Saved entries
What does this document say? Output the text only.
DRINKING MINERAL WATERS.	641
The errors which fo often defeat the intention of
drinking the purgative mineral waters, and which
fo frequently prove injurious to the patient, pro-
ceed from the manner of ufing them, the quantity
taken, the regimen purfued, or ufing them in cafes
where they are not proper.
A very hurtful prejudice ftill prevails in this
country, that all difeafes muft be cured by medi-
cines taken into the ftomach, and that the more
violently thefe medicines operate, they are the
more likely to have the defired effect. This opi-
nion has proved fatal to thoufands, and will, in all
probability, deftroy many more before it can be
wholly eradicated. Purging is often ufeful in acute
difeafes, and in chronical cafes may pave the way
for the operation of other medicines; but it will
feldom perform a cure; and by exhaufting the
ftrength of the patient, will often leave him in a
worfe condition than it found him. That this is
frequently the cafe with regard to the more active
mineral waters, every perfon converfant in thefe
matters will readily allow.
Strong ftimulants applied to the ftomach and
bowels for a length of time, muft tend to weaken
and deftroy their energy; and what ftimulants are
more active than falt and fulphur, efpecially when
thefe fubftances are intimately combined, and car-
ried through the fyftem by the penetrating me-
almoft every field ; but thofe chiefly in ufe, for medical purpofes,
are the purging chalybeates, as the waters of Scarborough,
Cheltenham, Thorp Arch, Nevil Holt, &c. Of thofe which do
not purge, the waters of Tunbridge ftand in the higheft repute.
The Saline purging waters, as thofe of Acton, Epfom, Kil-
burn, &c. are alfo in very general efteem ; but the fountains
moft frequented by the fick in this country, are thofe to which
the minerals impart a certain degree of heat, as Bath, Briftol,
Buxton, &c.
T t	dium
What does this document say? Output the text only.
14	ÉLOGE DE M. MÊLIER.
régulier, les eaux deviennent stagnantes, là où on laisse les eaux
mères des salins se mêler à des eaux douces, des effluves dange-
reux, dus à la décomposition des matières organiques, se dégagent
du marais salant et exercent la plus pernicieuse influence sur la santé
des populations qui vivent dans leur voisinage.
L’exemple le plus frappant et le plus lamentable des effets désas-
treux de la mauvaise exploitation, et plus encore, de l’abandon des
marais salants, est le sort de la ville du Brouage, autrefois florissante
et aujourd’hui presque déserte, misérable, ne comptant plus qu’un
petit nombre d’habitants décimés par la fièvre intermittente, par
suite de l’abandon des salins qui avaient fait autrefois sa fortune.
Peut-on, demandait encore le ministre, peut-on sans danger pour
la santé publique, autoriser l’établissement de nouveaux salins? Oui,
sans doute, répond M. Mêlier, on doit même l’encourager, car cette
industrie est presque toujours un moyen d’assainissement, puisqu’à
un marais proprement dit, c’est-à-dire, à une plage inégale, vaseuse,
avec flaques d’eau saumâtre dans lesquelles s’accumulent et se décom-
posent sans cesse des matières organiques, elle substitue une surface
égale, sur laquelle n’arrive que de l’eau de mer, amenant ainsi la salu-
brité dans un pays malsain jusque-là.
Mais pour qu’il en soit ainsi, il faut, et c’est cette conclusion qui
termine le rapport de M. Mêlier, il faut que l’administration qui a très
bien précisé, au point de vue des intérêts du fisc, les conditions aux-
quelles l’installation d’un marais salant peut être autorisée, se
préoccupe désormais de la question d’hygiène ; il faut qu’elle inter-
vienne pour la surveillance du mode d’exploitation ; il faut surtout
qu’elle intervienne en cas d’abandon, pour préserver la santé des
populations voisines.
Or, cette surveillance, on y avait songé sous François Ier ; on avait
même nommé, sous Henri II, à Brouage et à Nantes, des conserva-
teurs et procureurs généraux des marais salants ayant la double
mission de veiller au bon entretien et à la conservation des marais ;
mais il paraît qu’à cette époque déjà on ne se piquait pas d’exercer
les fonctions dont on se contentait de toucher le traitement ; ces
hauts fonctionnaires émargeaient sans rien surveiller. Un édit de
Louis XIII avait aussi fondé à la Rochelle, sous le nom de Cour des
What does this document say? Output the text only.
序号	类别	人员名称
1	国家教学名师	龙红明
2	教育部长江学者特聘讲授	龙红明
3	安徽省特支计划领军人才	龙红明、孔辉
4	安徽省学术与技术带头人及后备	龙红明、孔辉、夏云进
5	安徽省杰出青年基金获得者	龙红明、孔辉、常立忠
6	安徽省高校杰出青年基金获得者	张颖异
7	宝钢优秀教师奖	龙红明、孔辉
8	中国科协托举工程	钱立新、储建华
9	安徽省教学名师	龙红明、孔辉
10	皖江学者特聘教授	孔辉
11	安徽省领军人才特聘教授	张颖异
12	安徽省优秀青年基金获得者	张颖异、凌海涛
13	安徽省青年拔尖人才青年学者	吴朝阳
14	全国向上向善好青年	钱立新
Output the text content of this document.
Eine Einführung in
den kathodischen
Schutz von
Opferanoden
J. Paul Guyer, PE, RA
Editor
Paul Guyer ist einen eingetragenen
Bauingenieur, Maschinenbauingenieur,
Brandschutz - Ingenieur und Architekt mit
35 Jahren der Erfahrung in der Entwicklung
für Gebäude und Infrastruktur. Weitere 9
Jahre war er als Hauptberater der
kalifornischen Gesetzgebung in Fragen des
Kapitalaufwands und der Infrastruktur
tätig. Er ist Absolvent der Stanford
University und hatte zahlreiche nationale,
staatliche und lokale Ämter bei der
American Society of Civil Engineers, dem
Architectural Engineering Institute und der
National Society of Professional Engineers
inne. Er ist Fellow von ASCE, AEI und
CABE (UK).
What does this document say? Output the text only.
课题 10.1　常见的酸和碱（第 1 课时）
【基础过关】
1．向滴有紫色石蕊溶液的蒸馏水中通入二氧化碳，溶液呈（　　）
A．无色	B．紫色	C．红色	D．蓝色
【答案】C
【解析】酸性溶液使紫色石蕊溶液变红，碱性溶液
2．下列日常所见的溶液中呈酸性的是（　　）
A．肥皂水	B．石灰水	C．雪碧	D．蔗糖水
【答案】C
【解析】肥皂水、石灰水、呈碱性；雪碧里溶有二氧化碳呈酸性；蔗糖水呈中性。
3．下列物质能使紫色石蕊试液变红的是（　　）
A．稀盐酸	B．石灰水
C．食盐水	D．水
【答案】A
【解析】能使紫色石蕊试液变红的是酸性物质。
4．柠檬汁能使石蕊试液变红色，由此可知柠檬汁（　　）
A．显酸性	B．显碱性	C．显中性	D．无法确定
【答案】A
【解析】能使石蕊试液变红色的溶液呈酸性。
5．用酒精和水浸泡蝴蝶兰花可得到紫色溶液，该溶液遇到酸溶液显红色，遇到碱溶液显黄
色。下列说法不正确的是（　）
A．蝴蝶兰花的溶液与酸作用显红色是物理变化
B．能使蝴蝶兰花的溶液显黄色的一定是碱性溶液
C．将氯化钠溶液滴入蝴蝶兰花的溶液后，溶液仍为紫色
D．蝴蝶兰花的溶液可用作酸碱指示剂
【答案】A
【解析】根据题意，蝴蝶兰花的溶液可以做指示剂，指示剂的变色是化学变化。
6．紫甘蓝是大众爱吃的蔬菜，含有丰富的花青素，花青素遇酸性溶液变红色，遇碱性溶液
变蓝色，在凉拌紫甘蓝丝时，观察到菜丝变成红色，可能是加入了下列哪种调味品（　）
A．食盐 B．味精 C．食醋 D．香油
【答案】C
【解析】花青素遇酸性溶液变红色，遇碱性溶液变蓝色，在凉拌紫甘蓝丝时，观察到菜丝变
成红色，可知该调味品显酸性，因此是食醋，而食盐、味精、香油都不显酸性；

_WHAT TO PRODUCE_. Exactly reproduce every line of the data above.

_FULL SOLUTION_.
What does this document say? Output the text only.
DRINKING MINERAL WATERS.	641
The errors which fo often defeat the intention of
drinking the purgative mineral waters, and which
fo frequently prove injurious to the patient, pro-
ceed from the manner of ufing them, the quantity
taken, the regimen purfued, or ufing them in cafes
where they are not proper.
A very hurtful prejudice ftill prevails in this
country, that all difeafes muft be cured by medi-
cines taken into the ftomach, and that the more
violently thefe medicines operate, they are the
more likely to have the defired effect. This opi-
nion has proved fatal to thoufands, and will, in all
probability, deftroy many more before it can be
wholly eradicated. Purging is often ufeful in acute
difeafes, and in chronical cafes may pave the way
for the operation of other medicines; but it will
feldom perform a cure; and by exhaufting the
ftrength of the patient, will often leave him in a
worfe condition than it found him. That this is
frequently the cafe with regard to the more active
mineral waters, every perfon converfant in thefe
matters will readily allow.
Strong ftimulants applied to the ftomach and
bowels for a length of time, muft tend to weaken
and deftroy their energy; and what ftimulants are
more active than falt and fulphur, efpecially when
thefe fubftances are intimately combined, and car-
ried through the fyftem by the penetrating me-
almoft every field ; but thofe chiefly in ufe, for medical purpofes,
are the purging chalybeates, as the waters of Scarborough,
Cheltenham, Thorp Arch, Nevil Holt, &c. Of thofe which do
not purge, the waters of Tunbridge ftand in the higheft repute.
The Saline purging waters, as thofe of Acton, Epfom, Kil-
burn, &c. are alfo in very general efteem ; but the fountains
moft frequented by the fick in this country, are thofe to which
the minerals impart a certain degree of heat, as Bath, Briftol,
Buxton, &c.
T t	dium
What does this document say? Output the text only.
14	ÉLOGE DE M. MÊLIER.
régulier, les eaux deviennent stagnantes, là où on laisse les eaux
mères des salins se mêler à des eaux douces, des effluves dange-
reux, dus à la décomposition des matières organiques, se dégagent
du marais salant et exercent la plus pernicieuse influence sur la santé
des populations qui vivent dans leur voisinage.
L’exemple le plus frappant et le plus lamentable des effets désas-
treux de la mauvaise exploitation, et plus encore, de l’abandon des
marais salants, est le sort de la ville du Brouage, autrefois florissante
et aujourd’hui presque déserte, misérable, ne comptant plus qu’un
petit nombre d’habitants décimés par la fièvre intermittente, par
suite de l’abandon des salins qui avaient fait autrefois sa fortune.
Peut-on, demandait encore le ministre, peut-on sans danger pour
la santé publique, autoriser l’établissement de nouveaux salins? Oui,
sans doute, répond M. Mêlier, on doit même l’encourager, car cette
industrie est presque toujours un moyen d’assainissement, puisqu’à
un marais proprement dit, c’est-à-dire, à une plage inégale, vaseuse,
avec flaques d’eau saumâtre dans lesquelles s’accumulent et se décom-
posent sans cesse des matières organiques, elle substitue une surface
égale, sur laquelle n’arrive que de l’eau de mer, amenant ainsi la salu-
brité dans un pays malsain jusque-là.
Mais pour qu’il en soit ainsi, il faut, et c’est cette conclusion qui
termine le rapport de M. Mêlier, il faut que l’administration qui a très
bien précisé, au point de vue des intérêts du fisc, les conditions aux-
quelles l’installation d’un marais salant peut être autorisée, se
préoccupe désormais de la question d’hygiène ; il faut qu’elle inter-
vienne pour la surveillance du mode d’exploitation ; il faut surtout
qu’elle intervienne en cas d’abandon, pour préserver la santé des
populations voisines.
Or, cette surveillance, on y avait songé sous François Ier ; on avait
même nommé, sous Henri II, à Brouage et à Nantes, des conserva-
teurs et procureurs généraux des marais salants ayant la double
mission de veiller au bon entretien et à la conservation des marais ;
mais il paraît qu’à cette époque déjà on ne se piquait pas d’exercer
les fonctions dont on se contentait de toucher le traitement ; ces
hauts fonctionnaires émargeaient sans rien surveiller. Un édit de
Louis XIII avait aussi fondé à la Rochelle, sous le nom de Cour des
What does this document say? Output the text only.
序号	类别	人员名称
1	国家教学名师	龙红明
2	教育部长江学者特聘讲授	龙红明
3	安徽省特支计划领军人才	龙红明、孔辉
4	安徽省学术与技术带头人及后备	龙红明、孔辉、夏云进
5	安徽省杰出青年基金获得者	龙红明、孔辉、常立忠
6	安徽省高校杰出青年基金获得者	张颖异
7	宝钢优秀教师奖	龙红明、孔辉
8	中国科协托举工程	钱立新、储建华
9	安徽省教学名师	龙红明、孔辉
10	皖江学者特聘教授	孔辉
11	安徽省领军人才特聘教授	张颖异
12	安徽省优秀青年基金获得者	张颖异、凌海涛
13	安徽省青年拔尖人才青年学者	吴朝阳
14	全国向上向善好青年	钱立新
Output the text content of this document.
Eine Einführung in
den kathodischen
Schutz von
Opferanoden
J. Paul Guyer, PE, RA
Editor
Paul Guyer ist einen eingetragenen
Bauingenieur, Maschinenbauingenieur,
Brandschutz - Ingenieur und Architekt mit
35 Jahren der Erfahrung in der Entwicklung
für Gebäude und Infrastruktur. Weitere 9
Jahre war er als Hauptberater der
kalifornischen Gesetzgebung in Fragen des
Kapitalaufwands und der Infrastruktur
tätig. Er ist Absolvent der Stanford
University und hatte zahlreiche nationale,
staatliche und lokale Ämter bei der
American Society of Civil Engineers, dem
Architectural Engineering Institute und der
National Society of Professional Engineers
inne. Er ist Fellow von ASCE, AEI und
CABE (UK).
What does this document say? Output the text only.
课题 10.1　常见的酸和碱（第 1 课时）
【基础过关】
1．向滴有紫色石蕊溶液的蒸馏水中通入二氧化碳，溶液呈（　　）
A．无色	B．紫色	C．红色	D．蓝色
【答案】C
【解析】酸性溶液使紫色石蕊溶液变红，碱性溶液
2．下列日常所见的溶液中呈酸性的是（　　）
A．肥皂水	B．石灰水	C．雪碧	D．蔗糖水
【答案】C
【解析】肥皂水、石灰水、呈碱性；雪碧里溶有二氧化碳呈酸性；蔗糖水呈中性。
3．下列物质能使紫色石蕊试液变红的是（　　）
A．稀盐酸	B．石灰水
C．食盐水	D．水
【答案】A
【解析】能使紫色石蕊试液变红的是酸性物质。
4．柠檬汁能使石蕊试液变红色，由此可知柠檬汁（　　）
A．显酸性	B．显碱性	C．显中性	D．无法确定
【答案】A
【解析】能使石蕊试液变红色的溶液呈酸性。
5．用酒精和水浸泡蝴蝶兰花可得到紫色溶液，该溶液遇到酸溶液显红色，遇到碱溶液显黄
色。下列说法不正确的是（　）
A．蝴蝶兰花的溶液与酸作用显红色是物理变化
B．能使蝴蝶兰花的溶液显黄色的一定是碱性溶液
C．将氯化钠溶液滴入蝴蝶兰花的溶液后，溶液仍为紫色
D．蝴蝶兰花的溶液可用作酸碱指示剂
【答案】A
【解析】根据题意，蝴蝶兰花的溶液可以做指示剂，指示剂的变色是化学变化。
6．紫甘蓝是大众爱吃的蔬菜，含有丰富的花青素，花青素遇酸性溶液变红色，遇碱性溶液
变蓝色，在凉拌紫甘蓝丝时，观察到菜丝变成红色，可能是加入了下列哪种调味品（　）
A．食盐 B．味精 C．食醋 D．香油
【答案】C
【解析】花青素遇酸性溶液变红色，遇碱性溶液变蓝色，在凉拌紫甘蓝丝时，观察到菜丝变
成红色，可知该调味品显酸性，因此是食醋，而食盐、味精、香油都不显酸性；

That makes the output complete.